**Information shown**
## start
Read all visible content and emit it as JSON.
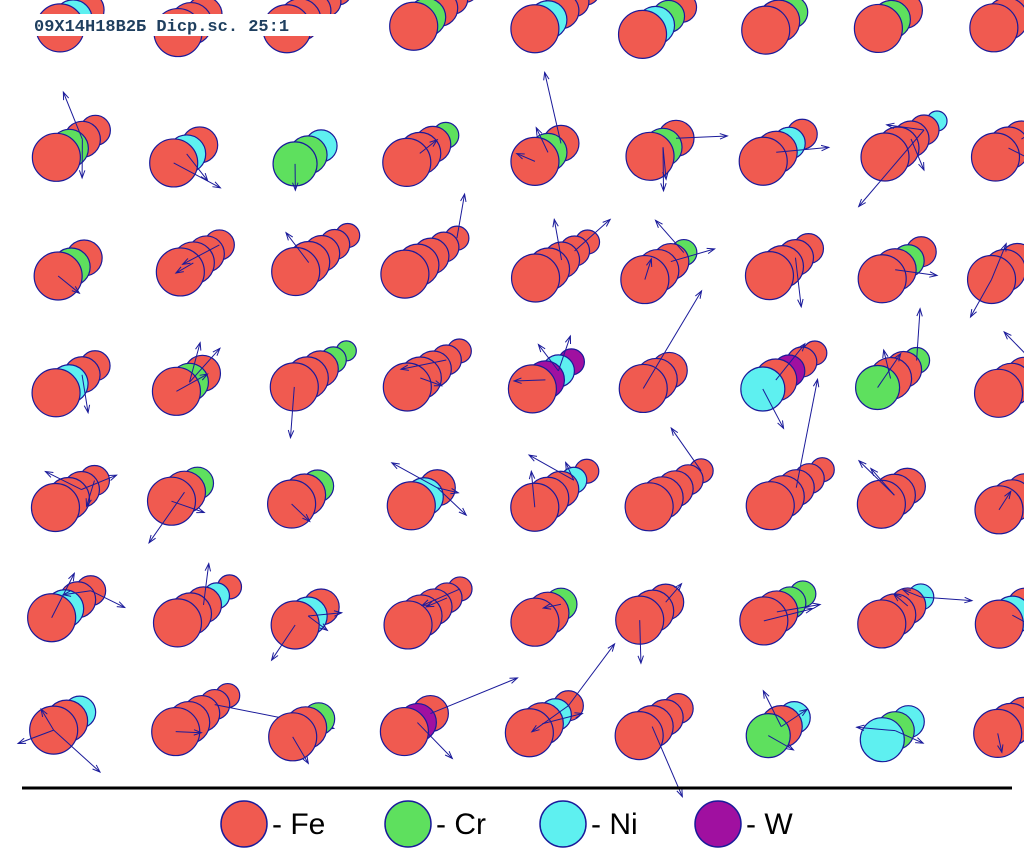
{
  "header": {
    "title": "09Х14Н18В2Б Dicp.sc. 25:1"
  },
  "legend": {
    "items": [
      {
        "label": "- Fe"
      },
      {
        "label": "- Cr"
      },
      {
        "label": "- Ni"
      },
      {
        "label": "- W"
      }
    ]
  }
}
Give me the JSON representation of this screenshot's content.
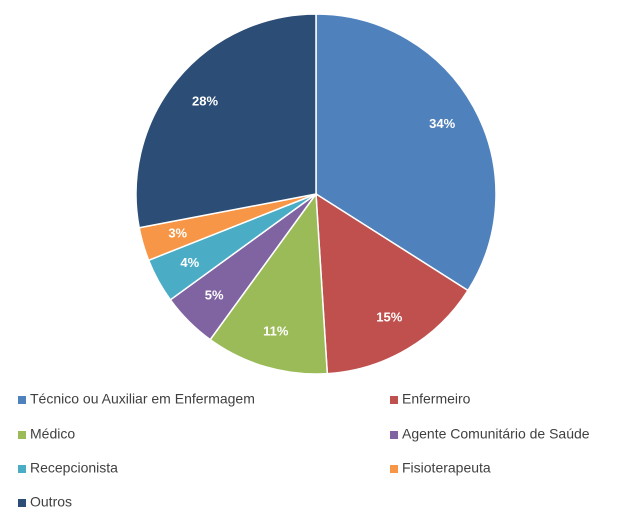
{
  "chart_data": {
    "type": "pie",
    "categories": [
      "Técnico ou Auxiliar em Enfermagem",
      "Enfermeiro",
      "Médico",
      "Agente Comunitário de Saúde",
      "Recepcionista",
      "Fisioterapeuta",
      "Outros"
    ],
    "values": [
      34,
      15,
      11,
      5,
      4,
      3,
      28
    ],
    "value_labels": [
      "34%",
      "15%",
      "11%",
      "5%",
      "4%",
      "3%",
      "28%"
    ],
    "colors": [
      "#4f81bd",
      "#c0504d",
      "#9bbb59",
      "#8064a2",
      "#4bacc6",
      "#f79646",
      "#2c4d75"
    ],
    "legend": "bottom"
  }
}
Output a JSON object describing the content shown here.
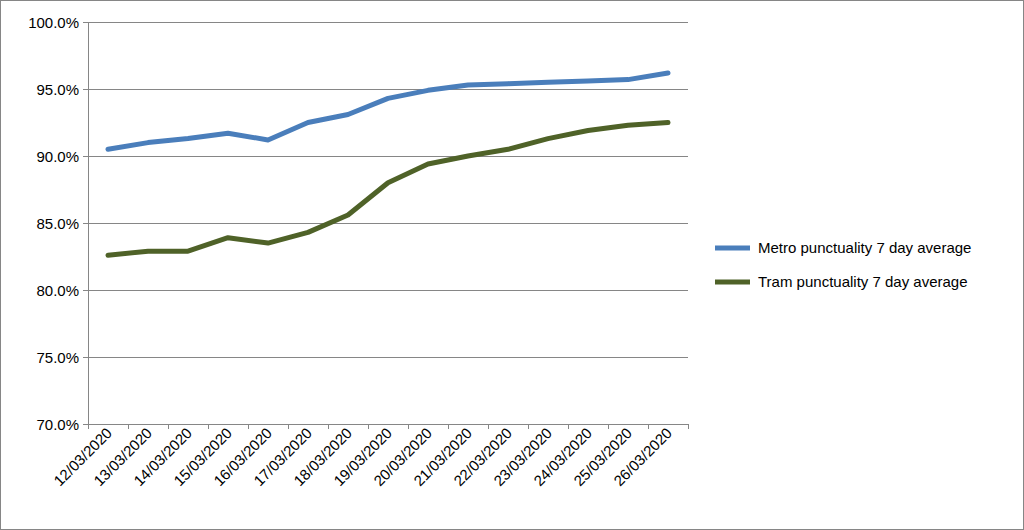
{
  "chart_data": {
    "type": "line",
    "categories": [
      "12/03/2020",
      "13/03/2020",
      "14/03/2020",
      "15/03/2020",
      "16/03/2020",
      "17/03/2020",
      "18/03/2020",
      "19/03/2020",
      "20/03/2020",
      "21/03/2020",
      "22/03/2020",
      "23/03/2020",
      "24/03/2020",
      "25/03/2020",
      "26/03/2020"
    ],
    "series": [
      {
        "name": "Metro punctuality 7 day average",
        "color": "#4a7ebb",
        "values": [
          90.5,
          91.0,
          91.3,
          91.7,
          91.2,
          92.5,
          93.1,
          94.3,
          94.9,
          95.3,
          95.4,
          95.5,
          95.6,
          95.7,
          96.2
        ]
      },
      {
        "name": "Tram punctuality 7 day average",
        "color": "#4f6228",
        "values": [
          82.6,
          82.9,
          82.9,
          83.9,
          83.5,
          84.3,
          85.6,
          88.0,
          89.4,
          90.0,
          90.5,
          91.3,
          91.9,
          92.3,
          92.5
        ]
      }
    ],
    "ylim": [
      70,
      100
    ],
    "yticks": [
      {
        "value": 70,
        "label": "70.0%"
      },
      {
        "value": 75,
        "label": "75.0%"
      },
      {
        "value": 80,
        "label": "80.0%"
      },
      {
        "value": 85,
        "label": "85.0%"
      },
      {
        "value": 90,
        "label": "90.0%"
      },
      {
        "value": 95,
        "label": "95.0%"
      },
      {
        "value": 100,
        "label": "100.0%"
      }
    ],
    "grid": true,
    "legend": "right"
  }
}
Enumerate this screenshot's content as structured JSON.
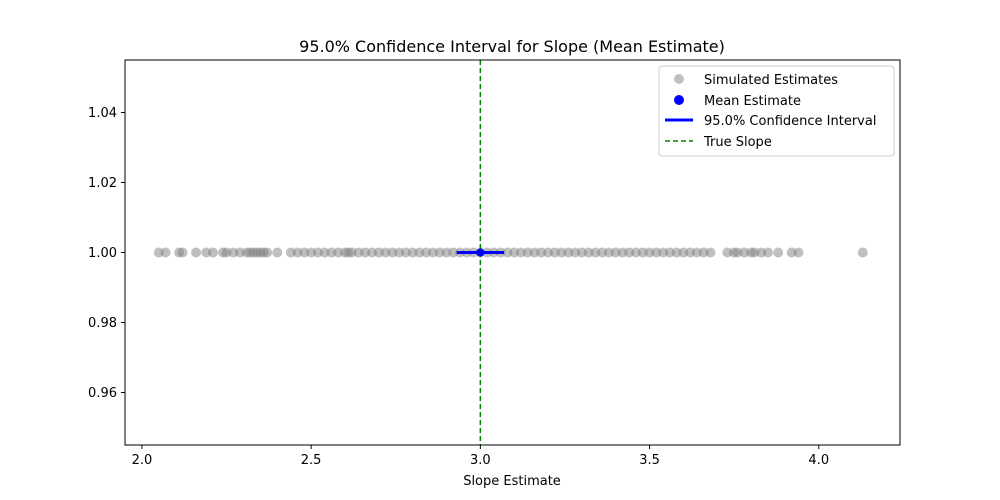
{
  "chart_data": {
    "type": "scatter",
    "title": "95.0% Confidence Interval for Slope (Mean Estimate)",
    "xlabel": "Slope Estimate",
    "ylabel": "",
    "xlim": [
      1.95,
      4.24
    ],
    "ylim": [
      0.945,
      1.055
    ],
    "x_ticks": [
      2.0,
      2.5,
      3.0,
      3.5,
      4.0
    ],
    "x_tick_labels": [
      "2.0",
      "2.5",
      "3.0",
      "3.5",
      "4.0"
    ],
    "y_ticks": [
      0.96,
      0.98,
      1.0,
      1.02,
      1.04
    ],
    "y_tick_labels": [
      "0.96",
      "0.98",
      "1.00",
      "1.02",
      "1.04"
    ],
    "grid": false,
    "legend_position": "top-right",
    "series": [
      {
        "name": "Simulated Estimates",
        "kind": "scatter",
        "color": "#808080",
        "y": 1.0,
        "x": [
          2.05,
          2.07,
          2.11,
          2.12,
          2.16,
          2.19,
          2.21,
          2.24,
          2.25,
          2.27,
          2.29,
          2.31,
          2.32,
          2.33,
          2.34,
          2.35,
          2.36,
          2.37,
          2.4,
          2.44,
          2.46,
          2.48,
          2.5,
          2.52,
          2.54,
          2.56,
          2.58,
          2.6,
          2.61,
          2.62,
          2.64,
          2.66,
          2.68,
          2.7,
          2.72,
          2.74,
          2.76,
          2.78,
          2.8,
          2.82,
          2.84,
          2.86,
          2.88,
          2.9,
          2.92,
          2.94,
          2.96,
          2.98,
          3.0,
          3.02,
          3.04,
          3.06,
          3.08,
          3.1,
          3.12,
          3.14,
          3.16,
          3.18,
          3.2,
          3.22,
          3.24,
          3.26,
          3.28,
          3.3,
          3.32,
          3.34,
          3.36,
          3.38,
          3.4,
          3.42,
          3.44,
          3.46,
          3.48,
          3.5,
          3.52,
          3.54,
          3.56,
          3.58,
          3.6,
          3.62,
          3.64,
          3.66,
          3.68,
          3.73,
          3.75,
          3.76,
          3.78,
          3.8,
          3.81,
          3.83,
          3.85,
          3.88,
          3.92,
          3.94,
          4.13
        ]
      },
      {
        "name": "Mean Estimate",
        "kind": "point",
        "color": "#0000ff",
        "x": 3.0,
        "y": 1.0
      },
      {
        "name": "95.0% Confidence Interval",
        "kind": "interval",
        "color": "#0000ff",
        "low": 2.93,
        "high": 3.07,
        "y": 1.0
      },
      {
        "name": "True Slope",
        "kind": "vline",
        "color": "#008000",
        "x": 3.0
      }
    ]
  }
}
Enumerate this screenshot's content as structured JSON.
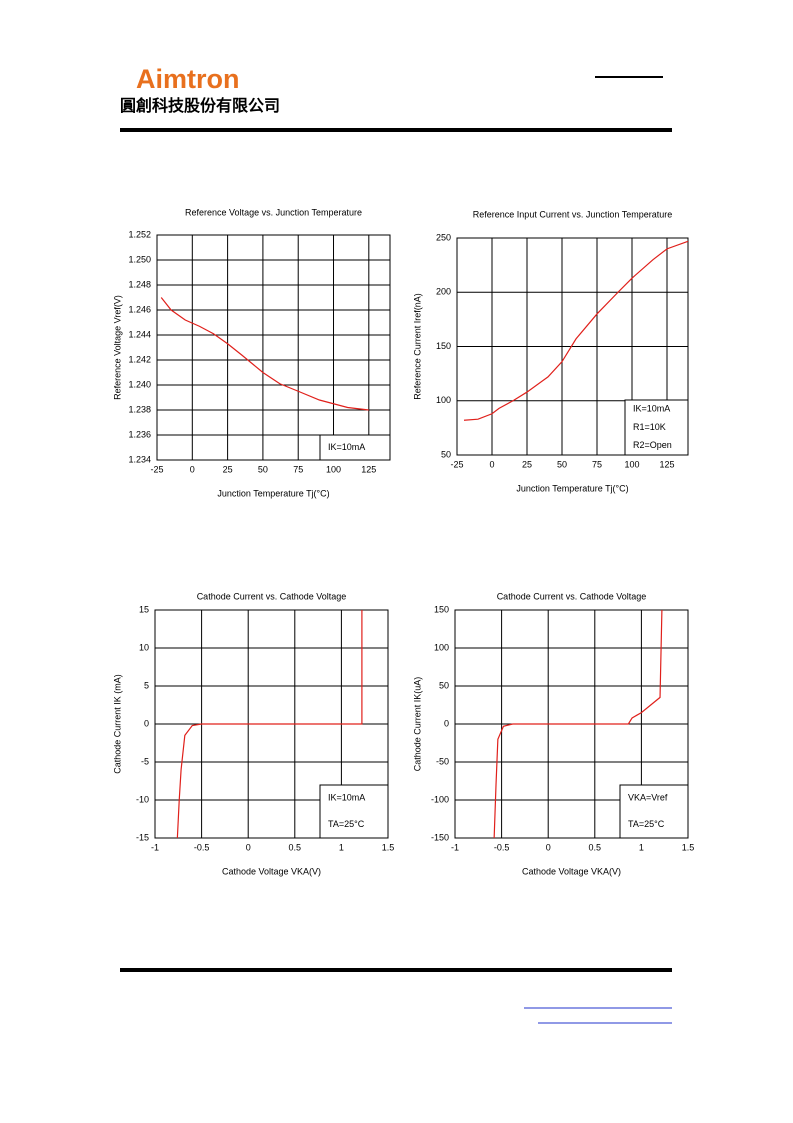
## end
Search the entries for the word "average" and gather every line where it appears.

**Final answer**
        "name": "Metro punctuality 7 day average",
        "name": "Tram punctuality 7 day average",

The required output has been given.